[Part of a data file]
--- start ---

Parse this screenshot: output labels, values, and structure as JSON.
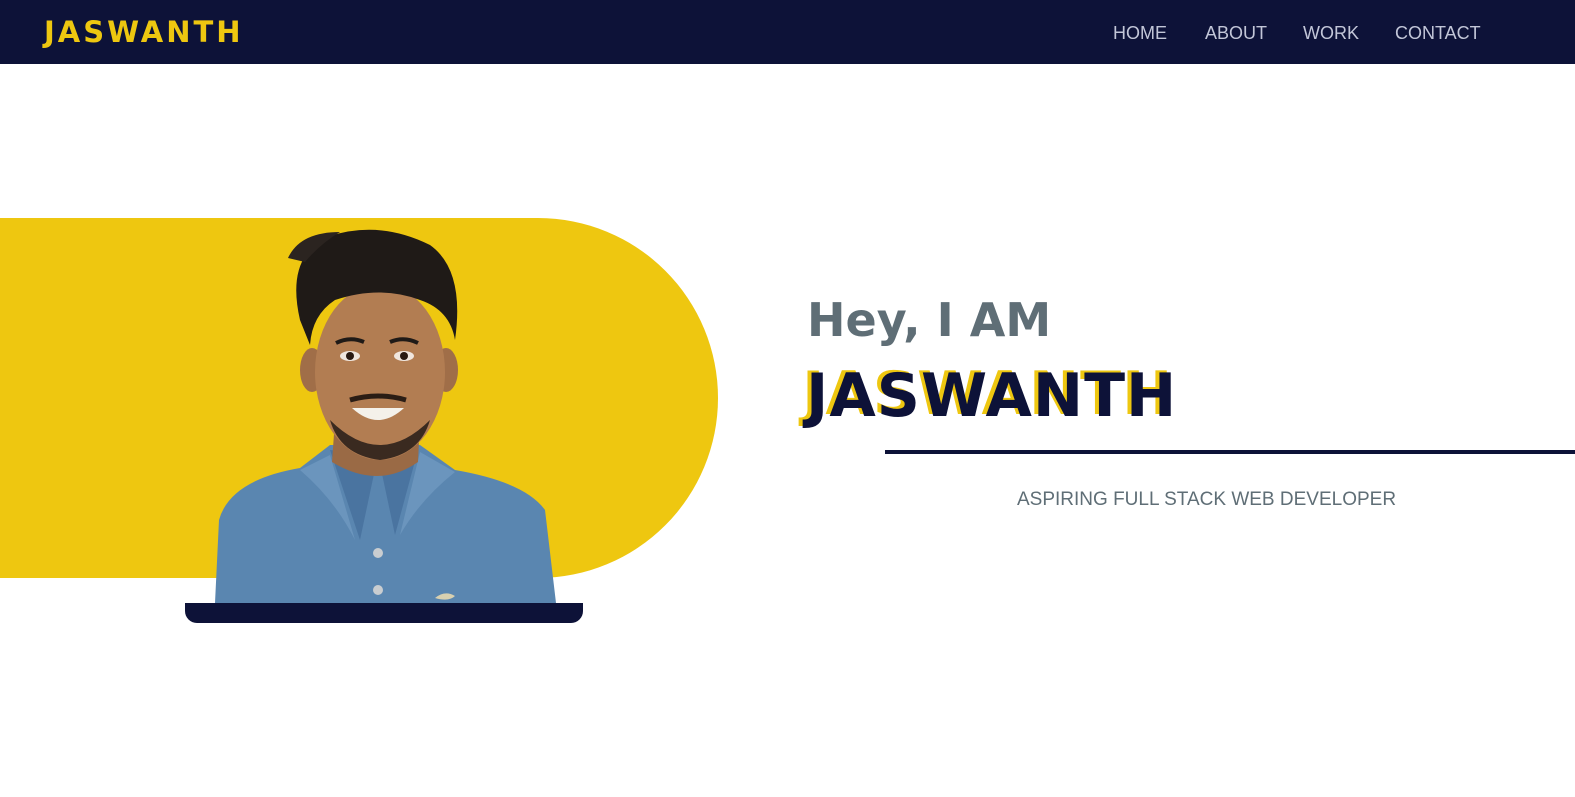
{
  "nav": {
    "logo": "JASWANTH",
    "links": [
      "HOME",
      "ABOUT",
      "WORK",
      "CONTACT"
    ]
  },
  "hero": {
    "greeting": "Hey, I AM",
    "name": "JASWANTH",
    "tagline": "ASPIRING FULL STACK WEB DEVELOPER",
    "portrait_icon": "person-portrait"
  },
  "colors": {
    "navy": "#0d1238",
    "yellow": "#eec710",
    "gray": "#5f6e76",
    "nav_text": "#c2c6d8"
  }
}
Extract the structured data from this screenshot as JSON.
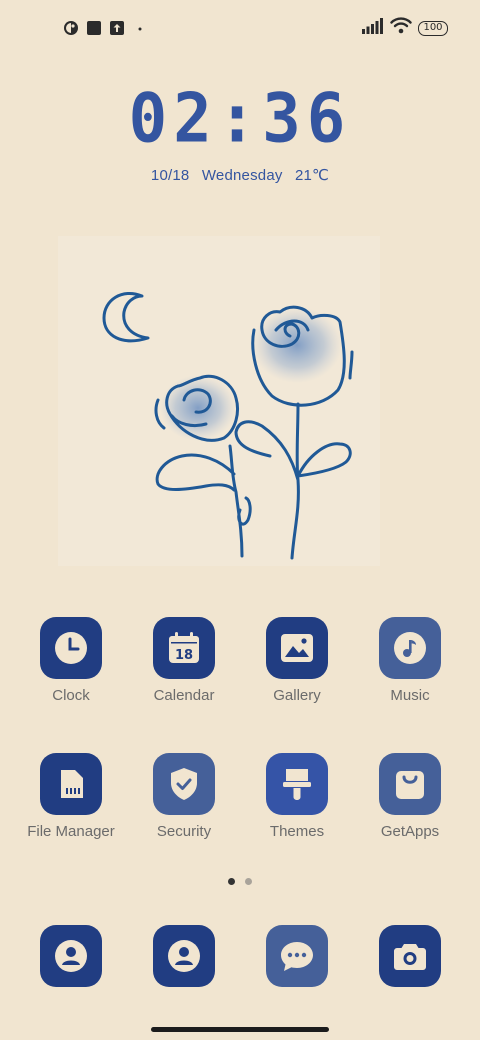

--- end ---

#### Task directions
Leave out the pictures and give the rest of the records again exactly.

#### Answer below
Parse this screenshot: output labels, values, and structure as JSON.
{
  "nav": {
    "logo": "JASWANTH",
    "links": [
      "HOME",
      "ABOUT",
      "WORK",
      "CONTACT"
    ]
  },
  "hero": {
    "greeting": "Hey, I AM",
    "name": "JASWANTH",
    "tagline": "ASPIRING FULL STACK WEB DEVELOPER",
    "portrait_icon": "person-portrait"
  },
  "colors": {
    "navy": "#0d1238",
    "yellow": "#eec710",
    "gray": "#5f6e76",
    "nav_text": "#c2c6d8"
  }
}
Extract the structured data from this screenshot as JSON.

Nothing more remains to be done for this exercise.